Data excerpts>
——————————
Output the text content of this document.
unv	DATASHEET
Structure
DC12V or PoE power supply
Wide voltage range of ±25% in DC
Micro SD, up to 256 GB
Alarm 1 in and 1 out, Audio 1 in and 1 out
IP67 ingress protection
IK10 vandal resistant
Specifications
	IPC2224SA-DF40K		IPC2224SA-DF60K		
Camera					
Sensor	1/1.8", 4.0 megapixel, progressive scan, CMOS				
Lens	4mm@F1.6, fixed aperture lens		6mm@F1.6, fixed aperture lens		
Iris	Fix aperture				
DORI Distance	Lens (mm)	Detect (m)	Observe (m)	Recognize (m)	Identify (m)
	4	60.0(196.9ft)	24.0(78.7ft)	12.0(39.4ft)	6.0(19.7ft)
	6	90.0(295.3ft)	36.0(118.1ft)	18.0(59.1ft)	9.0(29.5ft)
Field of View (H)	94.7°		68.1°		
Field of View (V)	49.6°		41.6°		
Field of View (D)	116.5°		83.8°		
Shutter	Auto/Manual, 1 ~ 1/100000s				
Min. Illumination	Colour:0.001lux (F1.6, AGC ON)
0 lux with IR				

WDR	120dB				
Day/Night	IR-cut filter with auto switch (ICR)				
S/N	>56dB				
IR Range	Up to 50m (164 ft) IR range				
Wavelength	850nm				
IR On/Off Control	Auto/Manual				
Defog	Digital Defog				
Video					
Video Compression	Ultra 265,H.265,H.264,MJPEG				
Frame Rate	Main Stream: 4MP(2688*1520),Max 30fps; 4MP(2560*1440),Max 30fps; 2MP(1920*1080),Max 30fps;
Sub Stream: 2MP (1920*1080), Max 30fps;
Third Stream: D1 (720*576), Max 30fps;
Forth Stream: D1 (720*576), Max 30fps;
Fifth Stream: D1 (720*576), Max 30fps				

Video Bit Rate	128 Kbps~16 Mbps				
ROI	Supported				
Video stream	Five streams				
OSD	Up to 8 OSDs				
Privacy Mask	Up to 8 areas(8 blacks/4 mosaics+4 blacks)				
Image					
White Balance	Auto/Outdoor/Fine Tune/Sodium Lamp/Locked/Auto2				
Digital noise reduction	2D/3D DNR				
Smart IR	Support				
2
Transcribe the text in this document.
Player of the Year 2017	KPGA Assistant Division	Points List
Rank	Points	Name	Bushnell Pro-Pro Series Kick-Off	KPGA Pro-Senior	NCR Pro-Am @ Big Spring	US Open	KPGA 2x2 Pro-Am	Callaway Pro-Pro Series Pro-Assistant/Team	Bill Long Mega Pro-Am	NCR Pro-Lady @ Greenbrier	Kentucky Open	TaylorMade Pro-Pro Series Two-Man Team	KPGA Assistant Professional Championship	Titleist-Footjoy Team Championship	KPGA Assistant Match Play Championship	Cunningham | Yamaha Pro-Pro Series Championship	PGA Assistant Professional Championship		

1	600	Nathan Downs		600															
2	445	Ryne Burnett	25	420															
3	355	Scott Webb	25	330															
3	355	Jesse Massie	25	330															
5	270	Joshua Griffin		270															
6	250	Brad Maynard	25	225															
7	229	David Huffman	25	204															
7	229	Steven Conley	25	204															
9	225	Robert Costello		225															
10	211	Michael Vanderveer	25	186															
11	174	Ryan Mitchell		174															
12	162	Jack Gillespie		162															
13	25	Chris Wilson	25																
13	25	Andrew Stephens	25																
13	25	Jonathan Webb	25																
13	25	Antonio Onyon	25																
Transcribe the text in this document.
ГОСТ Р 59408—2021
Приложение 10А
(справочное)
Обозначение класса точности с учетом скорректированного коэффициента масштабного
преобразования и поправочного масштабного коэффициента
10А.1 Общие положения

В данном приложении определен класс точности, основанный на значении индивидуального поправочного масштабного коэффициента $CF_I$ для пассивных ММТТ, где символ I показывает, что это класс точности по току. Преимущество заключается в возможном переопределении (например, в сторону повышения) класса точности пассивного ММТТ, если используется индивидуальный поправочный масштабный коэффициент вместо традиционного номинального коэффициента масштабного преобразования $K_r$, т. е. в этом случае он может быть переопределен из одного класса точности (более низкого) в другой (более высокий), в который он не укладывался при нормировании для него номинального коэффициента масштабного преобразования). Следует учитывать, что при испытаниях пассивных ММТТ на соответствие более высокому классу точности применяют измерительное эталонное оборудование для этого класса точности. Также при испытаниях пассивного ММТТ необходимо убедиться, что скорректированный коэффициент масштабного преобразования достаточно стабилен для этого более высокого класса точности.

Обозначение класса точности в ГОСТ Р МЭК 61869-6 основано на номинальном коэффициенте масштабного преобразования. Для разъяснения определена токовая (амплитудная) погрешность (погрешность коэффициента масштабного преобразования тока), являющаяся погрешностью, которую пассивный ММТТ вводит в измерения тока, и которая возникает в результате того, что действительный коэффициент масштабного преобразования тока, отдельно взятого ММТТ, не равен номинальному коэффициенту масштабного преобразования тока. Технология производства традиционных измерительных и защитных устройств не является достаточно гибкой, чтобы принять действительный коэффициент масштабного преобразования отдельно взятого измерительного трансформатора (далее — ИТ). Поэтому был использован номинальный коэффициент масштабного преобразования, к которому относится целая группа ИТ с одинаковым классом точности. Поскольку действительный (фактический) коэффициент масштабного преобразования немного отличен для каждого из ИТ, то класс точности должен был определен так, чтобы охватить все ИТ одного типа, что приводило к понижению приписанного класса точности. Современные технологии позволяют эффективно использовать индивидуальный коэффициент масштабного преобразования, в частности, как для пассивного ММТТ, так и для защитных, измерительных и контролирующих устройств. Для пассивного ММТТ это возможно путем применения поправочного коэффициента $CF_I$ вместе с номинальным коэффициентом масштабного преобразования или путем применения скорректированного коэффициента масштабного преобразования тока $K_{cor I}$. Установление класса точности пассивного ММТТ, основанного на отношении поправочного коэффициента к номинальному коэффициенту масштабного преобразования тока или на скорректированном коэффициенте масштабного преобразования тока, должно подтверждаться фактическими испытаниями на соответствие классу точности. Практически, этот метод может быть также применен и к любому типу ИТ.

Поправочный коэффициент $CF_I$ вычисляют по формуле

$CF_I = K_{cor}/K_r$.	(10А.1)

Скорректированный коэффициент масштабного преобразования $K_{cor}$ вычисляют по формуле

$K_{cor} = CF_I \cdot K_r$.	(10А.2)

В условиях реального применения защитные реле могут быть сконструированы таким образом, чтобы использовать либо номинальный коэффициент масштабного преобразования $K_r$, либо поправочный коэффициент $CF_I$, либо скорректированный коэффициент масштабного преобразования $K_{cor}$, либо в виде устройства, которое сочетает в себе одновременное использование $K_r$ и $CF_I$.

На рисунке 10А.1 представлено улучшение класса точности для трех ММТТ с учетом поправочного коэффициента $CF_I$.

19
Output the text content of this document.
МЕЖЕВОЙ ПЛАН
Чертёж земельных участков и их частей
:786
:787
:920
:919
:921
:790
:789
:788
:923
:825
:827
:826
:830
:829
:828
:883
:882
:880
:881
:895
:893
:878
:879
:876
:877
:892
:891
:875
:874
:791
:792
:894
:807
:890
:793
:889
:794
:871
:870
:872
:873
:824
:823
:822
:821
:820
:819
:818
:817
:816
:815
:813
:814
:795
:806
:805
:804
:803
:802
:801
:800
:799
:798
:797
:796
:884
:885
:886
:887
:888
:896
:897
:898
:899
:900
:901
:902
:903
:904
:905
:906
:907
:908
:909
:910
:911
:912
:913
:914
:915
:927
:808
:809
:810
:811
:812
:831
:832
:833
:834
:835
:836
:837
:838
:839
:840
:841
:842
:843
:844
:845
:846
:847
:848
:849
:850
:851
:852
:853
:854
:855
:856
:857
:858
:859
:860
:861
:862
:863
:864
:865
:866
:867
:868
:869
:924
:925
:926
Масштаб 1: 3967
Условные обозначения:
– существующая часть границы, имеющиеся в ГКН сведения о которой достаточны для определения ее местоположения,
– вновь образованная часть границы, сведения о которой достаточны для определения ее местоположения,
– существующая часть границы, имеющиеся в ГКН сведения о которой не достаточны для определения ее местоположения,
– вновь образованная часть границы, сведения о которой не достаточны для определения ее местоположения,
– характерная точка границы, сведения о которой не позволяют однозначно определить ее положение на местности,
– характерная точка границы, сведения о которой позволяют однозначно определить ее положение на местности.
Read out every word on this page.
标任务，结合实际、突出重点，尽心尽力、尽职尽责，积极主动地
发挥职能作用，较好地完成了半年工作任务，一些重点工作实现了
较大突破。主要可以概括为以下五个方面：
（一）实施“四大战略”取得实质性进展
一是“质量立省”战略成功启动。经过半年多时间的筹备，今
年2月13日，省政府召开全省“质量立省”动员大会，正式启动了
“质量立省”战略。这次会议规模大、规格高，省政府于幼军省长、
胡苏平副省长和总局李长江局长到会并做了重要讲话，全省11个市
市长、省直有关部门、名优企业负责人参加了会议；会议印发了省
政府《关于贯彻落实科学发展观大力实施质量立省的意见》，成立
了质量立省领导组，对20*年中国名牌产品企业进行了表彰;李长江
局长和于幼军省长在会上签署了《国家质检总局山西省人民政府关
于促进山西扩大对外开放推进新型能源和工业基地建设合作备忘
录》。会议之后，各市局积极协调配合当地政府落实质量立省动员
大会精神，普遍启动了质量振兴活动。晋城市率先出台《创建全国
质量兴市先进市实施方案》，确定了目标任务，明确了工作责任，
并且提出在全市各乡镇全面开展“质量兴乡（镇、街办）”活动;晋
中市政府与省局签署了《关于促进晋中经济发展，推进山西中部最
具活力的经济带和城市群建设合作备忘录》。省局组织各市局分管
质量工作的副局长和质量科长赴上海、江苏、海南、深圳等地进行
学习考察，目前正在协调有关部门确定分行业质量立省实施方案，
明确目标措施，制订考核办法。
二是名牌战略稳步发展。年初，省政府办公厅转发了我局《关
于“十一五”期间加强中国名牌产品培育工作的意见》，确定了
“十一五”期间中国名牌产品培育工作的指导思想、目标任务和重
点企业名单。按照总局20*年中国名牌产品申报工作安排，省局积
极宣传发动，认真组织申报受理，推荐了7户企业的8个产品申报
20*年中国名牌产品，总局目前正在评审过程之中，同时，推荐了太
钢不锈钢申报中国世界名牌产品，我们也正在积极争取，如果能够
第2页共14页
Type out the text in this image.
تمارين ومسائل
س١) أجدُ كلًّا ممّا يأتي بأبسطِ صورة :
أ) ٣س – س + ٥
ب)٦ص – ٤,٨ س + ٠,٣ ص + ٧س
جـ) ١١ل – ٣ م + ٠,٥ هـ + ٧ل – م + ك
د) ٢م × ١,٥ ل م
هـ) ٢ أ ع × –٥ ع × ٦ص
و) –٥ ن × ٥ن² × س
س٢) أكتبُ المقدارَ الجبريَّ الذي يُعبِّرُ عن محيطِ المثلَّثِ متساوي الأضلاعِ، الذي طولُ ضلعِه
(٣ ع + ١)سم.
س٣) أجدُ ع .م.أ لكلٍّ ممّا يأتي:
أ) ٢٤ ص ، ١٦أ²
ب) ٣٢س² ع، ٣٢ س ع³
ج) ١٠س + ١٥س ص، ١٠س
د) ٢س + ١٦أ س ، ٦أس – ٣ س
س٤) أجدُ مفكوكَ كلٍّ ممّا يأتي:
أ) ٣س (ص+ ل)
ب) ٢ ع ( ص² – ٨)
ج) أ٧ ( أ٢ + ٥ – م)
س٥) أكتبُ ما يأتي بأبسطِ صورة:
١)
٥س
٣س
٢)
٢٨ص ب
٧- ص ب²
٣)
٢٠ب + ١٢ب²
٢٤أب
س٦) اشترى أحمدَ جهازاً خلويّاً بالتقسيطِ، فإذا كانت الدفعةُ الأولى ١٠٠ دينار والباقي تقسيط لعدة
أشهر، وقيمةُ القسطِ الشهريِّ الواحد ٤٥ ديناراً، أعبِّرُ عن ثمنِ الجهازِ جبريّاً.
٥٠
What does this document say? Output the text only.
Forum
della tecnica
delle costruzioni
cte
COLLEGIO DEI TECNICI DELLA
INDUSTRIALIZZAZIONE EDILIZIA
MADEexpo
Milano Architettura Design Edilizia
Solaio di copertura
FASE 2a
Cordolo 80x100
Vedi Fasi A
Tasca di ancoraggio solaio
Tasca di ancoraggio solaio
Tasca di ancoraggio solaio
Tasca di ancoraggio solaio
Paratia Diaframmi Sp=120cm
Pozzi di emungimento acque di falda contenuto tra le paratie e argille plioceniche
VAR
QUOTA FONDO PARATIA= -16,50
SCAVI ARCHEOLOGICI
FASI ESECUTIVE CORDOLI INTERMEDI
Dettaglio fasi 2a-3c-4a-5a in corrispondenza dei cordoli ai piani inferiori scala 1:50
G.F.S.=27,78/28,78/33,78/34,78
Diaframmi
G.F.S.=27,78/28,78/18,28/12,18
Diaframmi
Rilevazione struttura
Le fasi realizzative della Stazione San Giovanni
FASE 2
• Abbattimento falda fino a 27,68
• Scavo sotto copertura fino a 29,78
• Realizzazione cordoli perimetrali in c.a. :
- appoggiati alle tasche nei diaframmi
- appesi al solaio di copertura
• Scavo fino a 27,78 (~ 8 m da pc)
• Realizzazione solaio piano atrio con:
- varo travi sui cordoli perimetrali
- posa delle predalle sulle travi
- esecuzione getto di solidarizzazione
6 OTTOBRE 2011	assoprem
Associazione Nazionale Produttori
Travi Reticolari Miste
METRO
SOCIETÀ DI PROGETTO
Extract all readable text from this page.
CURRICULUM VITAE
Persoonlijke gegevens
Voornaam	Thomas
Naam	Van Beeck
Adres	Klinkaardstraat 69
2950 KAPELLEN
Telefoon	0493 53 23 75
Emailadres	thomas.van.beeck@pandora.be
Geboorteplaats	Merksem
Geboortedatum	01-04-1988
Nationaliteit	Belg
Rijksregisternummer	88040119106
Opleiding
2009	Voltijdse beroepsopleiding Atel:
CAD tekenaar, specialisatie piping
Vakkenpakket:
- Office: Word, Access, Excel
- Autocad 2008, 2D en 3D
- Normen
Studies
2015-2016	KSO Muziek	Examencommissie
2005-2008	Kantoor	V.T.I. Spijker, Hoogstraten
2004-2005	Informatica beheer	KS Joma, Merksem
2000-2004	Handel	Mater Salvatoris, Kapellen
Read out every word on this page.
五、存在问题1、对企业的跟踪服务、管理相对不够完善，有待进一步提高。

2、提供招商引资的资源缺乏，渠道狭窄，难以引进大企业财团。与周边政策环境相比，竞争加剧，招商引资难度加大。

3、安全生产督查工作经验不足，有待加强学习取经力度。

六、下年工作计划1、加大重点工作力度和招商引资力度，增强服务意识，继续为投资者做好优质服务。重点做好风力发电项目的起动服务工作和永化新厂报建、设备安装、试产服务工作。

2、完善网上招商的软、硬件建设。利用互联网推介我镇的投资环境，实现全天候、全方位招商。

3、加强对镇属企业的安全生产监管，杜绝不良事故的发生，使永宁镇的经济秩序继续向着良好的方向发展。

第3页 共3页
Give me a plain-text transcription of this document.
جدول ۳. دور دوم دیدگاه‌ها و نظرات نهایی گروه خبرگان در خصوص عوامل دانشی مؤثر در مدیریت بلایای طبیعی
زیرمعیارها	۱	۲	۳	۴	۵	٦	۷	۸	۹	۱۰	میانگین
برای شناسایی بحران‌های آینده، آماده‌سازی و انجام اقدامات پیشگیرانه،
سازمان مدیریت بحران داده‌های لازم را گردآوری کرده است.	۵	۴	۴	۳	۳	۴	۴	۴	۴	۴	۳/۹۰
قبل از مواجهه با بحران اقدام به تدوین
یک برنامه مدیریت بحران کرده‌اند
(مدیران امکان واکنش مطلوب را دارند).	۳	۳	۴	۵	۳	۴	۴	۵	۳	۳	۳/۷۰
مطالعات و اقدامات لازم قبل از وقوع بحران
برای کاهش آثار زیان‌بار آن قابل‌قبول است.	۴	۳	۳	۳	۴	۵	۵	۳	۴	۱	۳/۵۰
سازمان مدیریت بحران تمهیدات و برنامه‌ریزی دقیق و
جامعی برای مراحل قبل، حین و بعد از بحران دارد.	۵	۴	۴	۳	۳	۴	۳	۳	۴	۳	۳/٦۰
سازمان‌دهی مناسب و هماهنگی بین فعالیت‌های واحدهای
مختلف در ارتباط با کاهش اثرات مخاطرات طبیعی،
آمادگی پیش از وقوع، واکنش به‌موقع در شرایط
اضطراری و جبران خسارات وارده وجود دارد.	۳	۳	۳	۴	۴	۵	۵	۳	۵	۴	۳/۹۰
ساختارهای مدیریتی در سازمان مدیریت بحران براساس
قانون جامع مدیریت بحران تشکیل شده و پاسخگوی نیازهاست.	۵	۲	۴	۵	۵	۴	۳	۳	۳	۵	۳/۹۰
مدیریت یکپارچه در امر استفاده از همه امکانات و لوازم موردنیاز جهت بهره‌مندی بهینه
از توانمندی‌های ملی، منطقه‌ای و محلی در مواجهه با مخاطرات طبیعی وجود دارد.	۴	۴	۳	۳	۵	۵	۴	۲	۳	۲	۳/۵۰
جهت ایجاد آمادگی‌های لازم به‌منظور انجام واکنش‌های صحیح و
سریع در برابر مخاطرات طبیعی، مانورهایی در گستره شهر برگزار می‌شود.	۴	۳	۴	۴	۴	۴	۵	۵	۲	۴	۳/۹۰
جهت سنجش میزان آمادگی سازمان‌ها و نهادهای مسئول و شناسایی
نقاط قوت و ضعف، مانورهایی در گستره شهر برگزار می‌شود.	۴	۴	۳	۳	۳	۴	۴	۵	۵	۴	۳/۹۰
——————————
WHAT TO PRODUCE> Count the lines in the material above where the string "بحران" appears, then state only that count.

SOLUTION> 9